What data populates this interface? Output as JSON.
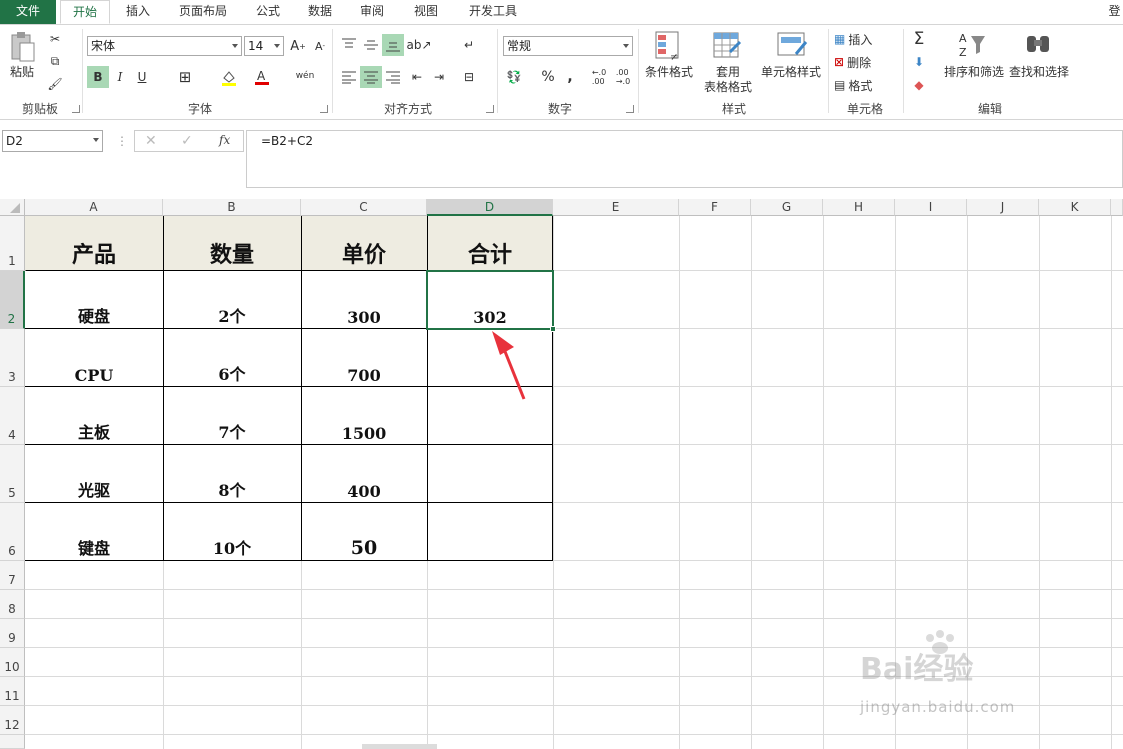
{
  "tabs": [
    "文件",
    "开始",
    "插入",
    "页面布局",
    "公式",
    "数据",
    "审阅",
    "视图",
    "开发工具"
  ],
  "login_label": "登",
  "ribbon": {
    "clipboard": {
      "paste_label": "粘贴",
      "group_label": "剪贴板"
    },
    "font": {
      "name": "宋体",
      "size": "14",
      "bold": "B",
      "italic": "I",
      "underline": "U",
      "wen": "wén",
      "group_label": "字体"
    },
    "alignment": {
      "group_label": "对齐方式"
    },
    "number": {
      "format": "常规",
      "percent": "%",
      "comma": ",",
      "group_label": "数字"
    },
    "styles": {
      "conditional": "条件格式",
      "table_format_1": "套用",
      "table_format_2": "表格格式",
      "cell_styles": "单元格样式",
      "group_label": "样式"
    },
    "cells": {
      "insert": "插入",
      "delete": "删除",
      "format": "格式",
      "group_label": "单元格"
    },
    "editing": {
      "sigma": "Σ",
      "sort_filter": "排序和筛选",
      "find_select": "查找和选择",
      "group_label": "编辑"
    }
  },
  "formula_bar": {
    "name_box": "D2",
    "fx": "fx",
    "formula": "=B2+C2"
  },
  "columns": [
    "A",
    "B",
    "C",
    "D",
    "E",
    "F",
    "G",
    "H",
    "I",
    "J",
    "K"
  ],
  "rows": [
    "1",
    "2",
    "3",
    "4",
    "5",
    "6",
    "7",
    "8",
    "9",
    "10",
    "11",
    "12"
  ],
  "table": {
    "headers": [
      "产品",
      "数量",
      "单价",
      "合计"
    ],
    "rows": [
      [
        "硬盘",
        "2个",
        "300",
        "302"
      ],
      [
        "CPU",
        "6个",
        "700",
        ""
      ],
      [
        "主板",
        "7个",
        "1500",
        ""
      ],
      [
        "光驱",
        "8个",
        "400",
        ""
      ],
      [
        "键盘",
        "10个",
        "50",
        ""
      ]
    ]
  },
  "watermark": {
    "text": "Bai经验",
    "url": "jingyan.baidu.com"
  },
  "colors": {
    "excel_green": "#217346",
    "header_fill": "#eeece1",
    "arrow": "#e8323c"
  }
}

==

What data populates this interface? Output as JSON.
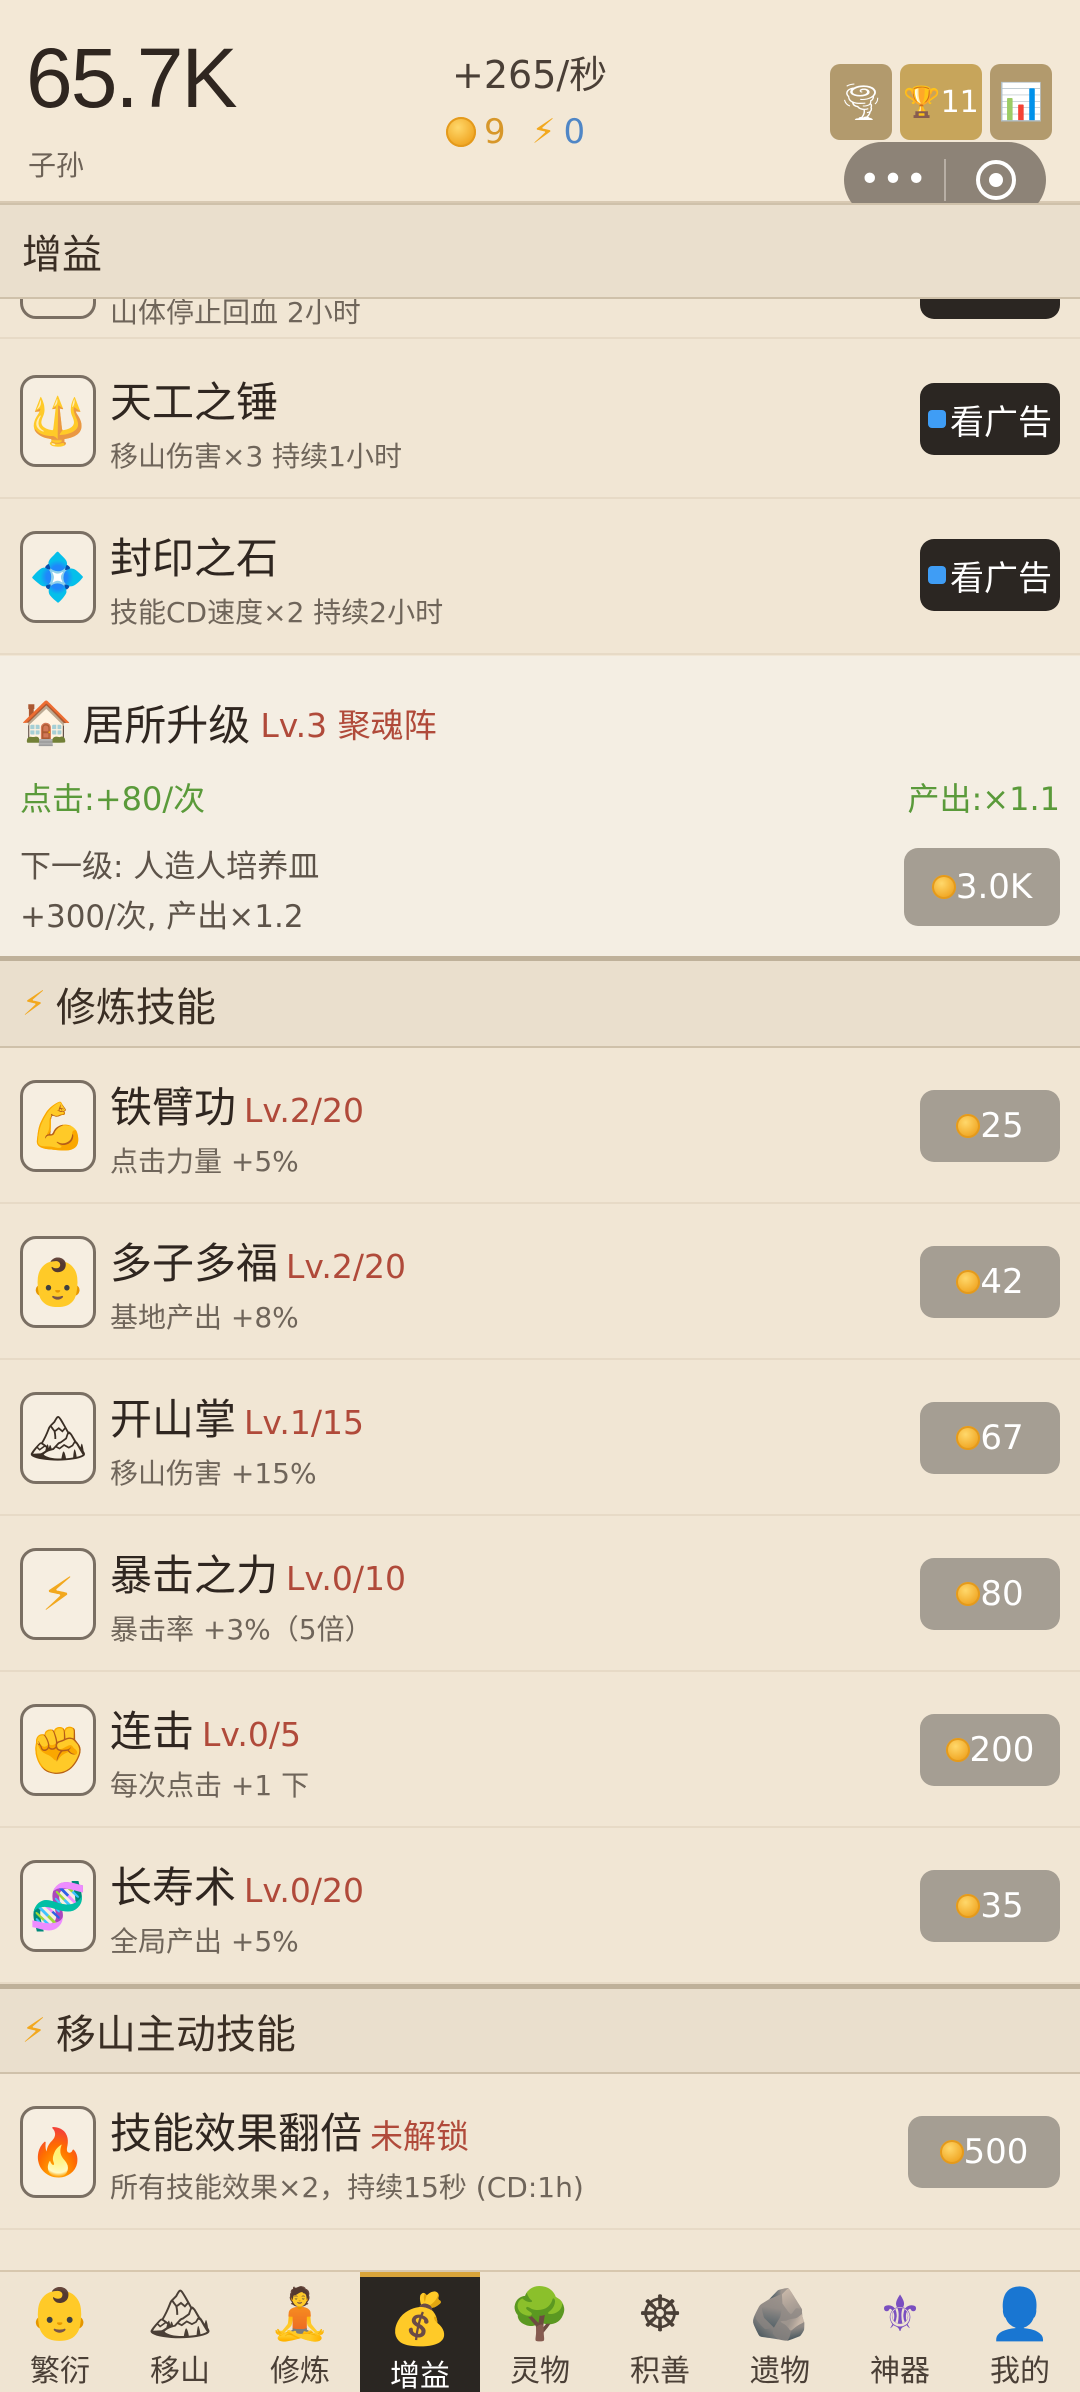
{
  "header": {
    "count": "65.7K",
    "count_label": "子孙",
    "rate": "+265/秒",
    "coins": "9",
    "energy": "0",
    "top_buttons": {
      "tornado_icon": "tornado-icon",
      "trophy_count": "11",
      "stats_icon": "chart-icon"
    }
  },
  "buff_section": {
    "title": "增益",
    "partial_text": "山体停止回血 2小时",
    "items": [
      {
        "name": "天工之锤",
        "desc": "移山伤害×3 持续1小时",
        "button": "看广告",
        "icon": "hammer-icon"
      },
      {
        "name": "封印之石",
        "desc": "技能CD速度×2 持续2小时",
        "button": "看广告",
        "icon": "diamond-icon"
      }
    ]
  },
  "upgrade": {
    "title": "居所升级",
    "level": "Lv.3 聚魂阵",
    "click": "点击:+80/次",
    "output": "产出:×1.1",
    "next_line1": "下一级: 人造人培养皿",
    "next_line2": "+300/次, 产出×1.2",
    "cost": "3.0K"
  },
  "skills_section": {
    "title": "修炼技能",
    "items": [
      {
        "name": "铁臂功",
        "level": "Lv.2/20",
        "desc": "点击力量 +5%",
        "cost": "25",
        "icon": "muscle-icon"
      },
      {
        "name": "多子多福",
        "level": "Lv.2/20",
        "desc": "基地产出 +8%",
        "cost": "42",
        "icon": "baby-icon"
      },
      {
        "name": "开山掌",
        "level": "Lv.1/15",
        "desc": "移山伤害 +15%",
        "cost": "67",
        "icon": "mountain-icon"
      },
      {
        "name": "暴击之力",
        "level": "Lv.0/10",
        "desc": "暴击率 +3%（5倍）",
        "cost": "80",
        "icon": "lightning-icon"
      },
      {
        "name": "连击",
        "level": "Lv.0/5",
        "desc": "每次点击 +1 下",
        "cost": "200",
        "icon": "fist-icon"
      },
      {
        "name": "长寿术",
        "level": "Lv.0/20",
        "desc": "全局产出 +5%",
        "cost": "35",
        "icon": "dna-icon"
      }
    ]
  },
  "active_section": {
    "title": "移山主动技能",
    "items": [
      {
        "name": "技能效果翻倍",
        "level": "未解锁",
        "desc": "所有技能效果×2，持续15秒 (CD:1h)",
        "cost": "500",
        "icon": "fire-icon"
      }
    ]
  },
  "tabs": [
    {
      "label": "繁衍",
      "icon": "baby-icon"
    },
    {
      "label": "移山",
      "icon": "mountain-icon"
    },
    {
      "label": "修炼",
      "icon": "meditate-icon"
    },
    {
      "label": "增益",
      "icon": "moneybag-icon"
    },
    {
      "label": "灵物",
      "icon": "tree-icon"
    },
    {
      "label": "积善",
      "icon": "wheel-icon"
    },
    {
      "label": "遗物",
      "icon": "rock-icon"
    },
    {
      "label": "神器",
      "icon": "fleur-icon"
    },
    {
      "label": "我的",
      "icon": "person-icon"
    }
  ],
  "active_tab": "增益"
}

# YOUR GOAL
Identify every line where the string "level" appears.

# FINAL RESULT
    "level": "Lv.3 聚魂阵",
        "level": "Lv.2/20",
        "level": "Lv.2/20",
        "level": "Lv.1/15",
        "level": "Lv.0/10",
        "level": "Lv.0/5",
        "level": "Lv.0/20",
        "level": "未解锁",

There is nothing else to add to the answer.